--- Start of Given data ---

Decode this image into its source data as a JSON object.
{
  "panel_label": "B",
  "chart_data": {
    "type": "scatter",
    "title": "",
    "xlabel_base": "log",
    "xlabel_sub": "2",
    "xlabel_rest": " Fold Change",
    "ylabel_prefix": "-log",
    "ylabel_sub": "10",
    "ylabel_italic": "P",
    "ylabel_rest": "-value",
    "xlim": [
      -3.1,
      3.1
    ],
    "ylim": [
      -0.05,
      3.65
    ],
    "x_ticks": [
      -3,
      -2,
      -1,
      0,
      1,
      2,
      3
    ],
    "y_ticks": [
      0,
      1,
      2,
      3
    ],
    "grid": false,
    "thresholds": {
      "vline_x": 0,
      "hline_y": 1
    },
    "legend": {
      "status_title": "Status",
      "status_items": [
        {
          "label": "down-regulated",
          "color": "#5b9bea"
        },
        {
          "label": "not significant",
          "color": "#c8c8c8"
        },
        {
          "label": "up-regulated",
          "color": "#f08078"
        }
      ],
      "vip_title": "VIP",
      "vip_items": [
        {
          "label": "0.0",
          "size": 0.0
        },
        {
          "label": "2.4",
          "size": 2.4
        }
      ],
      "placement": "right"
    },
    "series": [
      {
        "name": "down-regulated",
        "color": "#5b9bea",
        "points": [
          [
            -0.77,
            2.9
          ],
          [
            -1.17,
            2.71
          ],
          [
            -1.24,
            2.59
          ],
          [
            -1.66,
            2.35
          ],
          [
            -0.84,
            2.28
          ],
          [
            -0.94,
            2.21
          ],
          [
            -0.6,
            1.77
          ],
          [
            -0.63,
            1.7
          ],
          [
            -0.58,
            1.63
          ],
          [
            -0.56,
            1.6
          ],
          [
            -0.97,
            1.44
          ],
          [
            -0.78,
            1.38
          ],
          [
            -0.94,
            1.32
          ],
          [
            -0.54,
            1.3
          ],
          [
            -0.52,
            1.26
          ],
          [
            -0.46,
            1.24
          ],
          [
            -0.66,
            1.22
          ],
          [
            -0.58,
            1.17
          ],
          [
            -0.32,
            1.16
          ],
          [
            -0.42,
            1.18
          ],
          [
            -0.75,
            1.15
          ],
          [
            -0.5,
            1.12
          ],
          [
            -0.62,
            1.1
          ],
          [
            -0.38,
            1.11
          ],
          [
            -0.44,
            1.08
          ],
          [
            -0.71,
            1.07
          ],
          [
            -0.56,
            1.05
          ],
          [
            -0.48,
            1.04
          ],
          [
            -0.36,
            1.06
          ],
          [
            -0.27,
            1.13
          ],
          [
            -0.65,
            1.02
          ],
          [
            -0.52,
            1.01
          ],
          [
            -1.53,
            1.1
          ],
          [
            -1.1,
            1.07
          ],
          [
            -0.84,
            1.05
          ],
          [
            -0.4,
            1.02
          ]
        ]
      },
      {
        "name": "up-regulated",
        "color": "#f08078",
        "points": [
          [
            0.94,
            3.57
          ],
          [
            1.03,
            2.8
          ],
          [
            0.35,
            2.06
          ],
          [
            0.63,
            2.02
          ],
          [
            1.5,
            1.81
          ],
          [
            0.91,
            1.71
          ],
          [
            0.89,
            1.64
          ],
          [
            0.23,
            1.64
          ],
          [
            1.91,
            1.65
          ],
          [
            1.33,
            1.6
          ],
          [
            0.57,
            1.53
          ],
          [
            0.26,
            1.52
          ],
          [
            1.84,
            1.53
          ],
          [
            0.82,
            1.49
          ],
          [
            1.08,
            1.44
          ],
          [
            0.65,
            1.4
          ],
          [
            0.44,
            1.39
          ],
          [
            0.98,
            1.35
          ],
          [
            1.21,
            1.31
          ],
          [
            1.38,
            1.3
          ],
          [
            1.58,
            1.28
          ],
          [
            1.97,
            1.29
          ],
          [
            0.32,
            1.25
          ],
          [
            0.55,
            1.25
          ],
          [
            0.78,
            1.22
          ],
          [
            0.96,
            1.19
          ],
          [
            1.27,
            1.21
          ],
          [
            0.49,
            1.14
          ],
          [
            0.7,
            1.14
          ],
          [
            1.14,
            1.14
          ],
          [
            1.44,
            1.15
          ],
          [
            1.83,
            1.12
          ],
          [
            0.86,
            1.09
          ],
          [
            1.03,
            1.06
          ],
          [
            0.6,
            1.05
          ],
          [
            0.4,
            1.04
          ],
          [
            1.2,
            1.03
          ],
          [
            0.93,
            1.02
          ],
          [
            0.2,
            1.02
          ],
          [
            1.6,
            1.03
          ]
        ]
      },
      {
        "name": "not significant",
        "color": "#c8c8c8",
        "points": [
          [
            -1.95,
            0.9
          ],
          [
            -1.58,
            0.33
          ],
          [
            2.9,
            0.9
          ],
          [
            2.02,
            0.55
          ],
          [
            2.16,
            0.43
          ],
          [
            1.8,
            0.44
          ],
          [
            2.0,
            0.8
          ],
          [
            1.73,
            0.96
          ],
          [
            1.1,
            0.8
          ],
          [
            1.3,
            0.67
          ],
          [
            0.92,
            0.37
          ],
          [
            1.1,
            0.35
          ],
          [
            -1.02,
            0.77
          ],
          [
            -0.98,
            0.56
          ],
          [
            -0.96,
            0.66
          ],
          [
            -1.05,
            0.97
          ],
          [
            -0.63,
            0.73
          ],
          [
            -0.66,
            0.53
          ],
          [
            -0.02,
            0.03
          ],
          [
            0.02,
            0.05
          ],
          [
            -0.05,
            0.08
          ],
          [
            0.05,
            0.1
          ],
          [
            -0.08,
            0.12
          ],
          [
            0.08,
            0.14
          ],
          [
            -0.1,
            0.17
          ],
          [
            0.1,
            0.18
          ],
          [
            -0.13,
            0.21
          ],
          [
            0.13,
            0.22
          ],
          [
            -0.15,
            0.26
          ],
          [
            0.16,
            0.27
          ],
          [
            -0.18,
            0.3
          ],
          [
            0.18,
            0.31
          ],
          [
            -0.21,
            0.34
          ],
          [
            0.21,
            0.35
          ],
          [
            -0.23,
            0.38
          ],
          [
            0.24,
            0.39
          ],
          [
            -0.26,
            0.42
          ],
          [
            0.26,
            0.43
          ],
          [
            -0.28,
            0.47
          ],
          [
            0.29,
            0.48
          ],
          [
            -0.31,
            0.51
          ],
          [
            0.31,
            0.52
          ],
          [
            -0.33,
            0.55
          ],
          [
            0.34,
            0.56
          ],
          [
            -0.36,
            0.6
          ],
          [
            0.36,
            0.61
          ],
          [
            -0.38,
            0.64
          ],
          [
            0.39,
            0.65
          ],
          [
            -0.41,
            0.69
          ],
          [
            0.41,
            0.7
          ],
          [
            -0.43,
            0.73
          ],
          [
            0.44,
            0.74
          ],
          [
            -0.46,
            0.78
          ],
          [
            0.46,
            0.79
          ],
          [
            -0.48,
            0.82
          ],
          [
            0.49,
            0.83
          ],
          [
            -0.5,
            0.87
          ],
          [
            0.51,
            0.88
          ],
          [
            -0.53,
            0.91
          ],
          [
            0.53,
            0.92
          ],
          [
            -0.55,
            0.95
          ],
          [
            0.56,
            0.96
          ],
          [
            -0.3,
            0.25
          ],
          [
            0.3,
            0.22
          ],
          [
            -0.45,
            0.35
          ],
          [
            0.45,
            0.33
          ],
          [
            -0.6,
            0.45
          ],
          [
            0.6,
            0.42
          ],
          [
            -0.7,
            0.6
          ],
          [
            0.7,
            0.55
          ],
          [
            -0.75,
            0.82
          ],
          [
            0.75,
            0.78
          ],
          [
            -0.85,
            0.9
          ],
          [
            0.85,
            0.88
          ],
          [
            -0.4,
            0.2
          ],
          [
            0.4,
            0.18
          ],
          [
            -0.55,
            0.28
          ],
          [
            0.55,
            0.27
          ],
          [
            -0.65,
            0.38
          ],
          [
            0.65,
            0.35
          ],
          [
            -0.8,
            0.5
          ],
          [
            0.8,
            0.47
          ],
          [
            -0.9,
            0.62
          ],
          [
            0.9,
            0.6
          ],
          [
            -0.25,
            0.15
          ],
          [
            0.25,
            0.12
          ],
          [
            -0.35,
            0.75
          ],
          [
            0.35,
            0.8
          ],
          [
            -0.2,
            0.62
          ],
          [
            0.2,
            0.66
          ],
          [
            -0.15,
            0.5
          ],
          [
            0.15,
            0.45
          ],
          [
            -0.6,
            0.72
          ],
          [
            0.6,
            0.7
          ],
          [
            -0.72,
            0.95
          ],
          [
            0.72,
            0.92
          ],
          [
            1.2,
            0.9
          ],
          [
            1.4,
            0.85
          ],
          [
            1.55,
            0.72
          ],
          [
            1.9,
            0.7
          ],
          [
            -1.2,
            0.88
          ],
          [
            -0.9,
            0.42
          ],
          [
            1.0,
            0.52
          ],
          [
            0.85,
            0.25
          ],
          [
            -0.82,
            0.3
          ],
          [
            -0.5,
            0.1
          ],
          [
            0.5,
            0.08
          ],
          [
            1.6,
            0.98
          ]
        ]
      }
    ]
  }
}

--- End of Given data ---

Short exercise: Report back each line of the entries that holds the string "name".

The completed task:
        "name": "down-regulated",
        "name": "up-regulated",
        "name": "not significant",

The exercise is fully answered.